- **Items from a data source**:
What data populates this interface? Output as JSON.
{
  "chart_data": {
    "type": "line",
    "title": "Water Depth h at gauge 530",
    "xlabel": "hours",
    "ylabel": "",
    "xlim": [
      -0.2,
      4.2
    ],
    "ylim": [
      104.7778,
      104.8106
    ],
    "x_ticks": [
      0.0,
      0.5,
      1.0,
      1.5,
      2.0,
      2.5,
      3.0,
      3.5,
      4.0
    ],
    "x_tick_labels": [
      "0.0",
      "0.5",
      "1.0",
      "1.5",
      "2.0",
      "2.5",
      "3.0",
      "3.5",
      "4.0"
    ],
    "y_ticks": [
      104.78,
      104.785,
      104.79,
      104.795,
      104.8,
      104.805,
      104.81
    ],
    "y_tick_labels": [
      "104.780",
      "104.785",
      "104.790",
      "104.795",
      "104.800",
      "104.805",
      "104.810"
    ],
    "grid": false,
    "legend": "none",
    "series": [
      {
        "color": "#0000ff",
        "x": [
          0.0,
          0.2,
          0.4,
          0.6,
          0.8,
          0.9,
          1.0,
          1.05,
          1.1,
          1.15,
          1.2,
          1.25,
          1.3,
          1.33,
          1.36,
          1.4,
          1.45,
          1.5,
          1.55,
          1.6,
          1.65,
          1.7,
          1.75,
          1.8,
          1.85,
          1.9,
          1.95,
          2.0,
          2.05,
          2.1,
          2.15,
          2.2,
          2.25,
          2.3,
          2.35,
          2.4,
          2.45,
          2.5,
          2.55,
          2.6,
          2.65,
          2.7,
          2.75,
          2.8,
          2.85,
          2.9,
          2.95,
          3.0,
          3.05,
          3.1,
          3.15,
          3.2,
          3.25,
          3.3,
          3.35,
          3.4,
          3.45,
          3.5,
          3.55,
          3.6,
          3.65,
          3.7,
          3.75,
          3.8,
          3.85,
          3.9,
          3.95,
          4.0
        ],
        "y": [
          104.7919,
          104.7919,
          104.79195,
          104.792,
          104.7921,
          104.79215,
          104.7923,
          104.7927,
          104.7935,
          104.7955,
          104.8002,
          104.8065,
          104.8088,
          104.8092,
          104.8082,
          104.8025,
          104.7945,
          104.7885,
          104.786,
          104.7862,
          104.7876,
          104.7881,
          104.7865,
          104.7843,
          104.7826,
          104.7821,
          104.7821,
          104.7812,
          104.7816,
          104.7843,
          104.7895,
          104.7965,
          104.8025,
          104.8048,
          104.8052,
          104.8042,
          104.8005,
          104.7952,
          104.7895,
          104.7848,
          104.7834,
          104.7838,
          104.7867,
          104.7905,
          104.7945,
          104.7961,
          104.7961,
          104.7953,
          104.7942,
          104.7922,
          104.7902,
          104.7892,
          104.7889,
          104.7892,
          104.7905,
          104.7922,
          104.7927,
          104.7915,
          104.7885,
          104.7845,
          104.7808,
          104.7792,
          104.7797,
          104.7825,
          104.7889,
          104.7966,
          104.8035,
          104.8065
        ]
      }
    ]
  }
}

- **Task goal**:
The records above should be returned exactly.

- **Task output**:
What data populates this interface? Output as JSON.
{
  "chart_data": {
    "type": "line",
    "title": "Water Depth h at gauge 530",
    "xlabel": "hours",
    "ylabel": "",
    "xlim": [
      -0.2,
      4.2
    ],
    "ylim": [
      104.7778,
      104.8106
    ],
    "x_ticks": [
      0.0,
      0.5,
      1.0,
      1.5,
      2.0,
      2.5,
      3.0,
      3.5,
      4.0
    ],
    "x_tick_labels": [
      "0.0",
      "0.5",
      "1.0",
      "1.5",
      "2.0",
      "2.5",
      "3.0",
      "3.5",
      "4.0"
    ],
    "y_ticks": [
      104.78,
      104.785,
      104.79,
      104.795,
      104.8,
      104.805,
      104.81
    ],
    "y_tick_labels": [
      "104.780",
      "104.785",
      "104.790",
      "104.795",
      "104.800",
      "104.805",
      "104.810"
    ],
    "grid": false,
    "legend": "none",
    "series": [
      {
        "color": "#0000ff",
        "x": [
          0.0,
          0.2,
          0.4,
          0.6,
          0.8,
          0.9,
          1.0,
          1.05,
          1.1,
          1.15,
          1.2,
          1.25,
          1.3,
          1.33,
          1.36,
          1.4,
          1.45,
          1.5,
          1.55,
          1.6,
          1.65,
          1.7,
          1.75,
          1.8,
          1.85,
          1.9,
          1.95,
          2.0,
          2.05,
          2.1,
          2.15,
          2.2,
          2.25,
          2.3,
          2.35,
          2.4,
          2.45,
          2.5,
          2.55,
          2.6,
          2.65,
          2.7,
          2.75,
          2.8,
          2.85,
          2.9,
          2.95,
          3.0,
          3.05,
          3.1,
          3.15,
          3.2,
          3.25,
          3.3,
          3.35,
          3.4,
          3.45,
          3.5,
          3.55,
          3.6,
          3.65,
          3.7,
          3.75,
          3.8,
          3.85,
          3.9,
          3.95,
          4.0
        ],
        "y": [
          104.7919,
          104.7919,
          104.79195,
          104.792,
          104.7921,
          104.79215,
          104.7923,
          104.7927,
          104.7935,
          104.7955,
          104.8002,
          104.8065,
          104.8088,
          104.8092,
          104.8082,
          104.8025,
          104.7945,
          104.7885,
          104.786,
          104.7862,
          104.7876,
          104.7881,
          104.7865,
          104.7843,
          104.7826,
          104.7821,
          104.7821,
          104.7812,
          104.7816,
          104.7843,
          104.7895,
          104.7965,
          104.8025,
          104.8048,
          104.8052,
          104.8042,
          104.8005,
          104.7952,
          104.7895,
          104.7848,
          104.7834,
          104.7838,
          104.7867,
          104.7905,
          104.7945,
          104.7961,
          104.7961,
          104.7953,
          104.7942,
          104.7922,
          104.7902,
          104.7892,
          104.7889,
          104.7892,
          104.7905,
          104.7922,
          104.7927,
          104.7915,
          104.7885,
          104.7845,
          104.7808,
          104.7792,
          104.7797,
          104.7825,
          104.7889,
          104.7966,
          104.8035,
          104.8065
        ]
      }
    ]
  }
}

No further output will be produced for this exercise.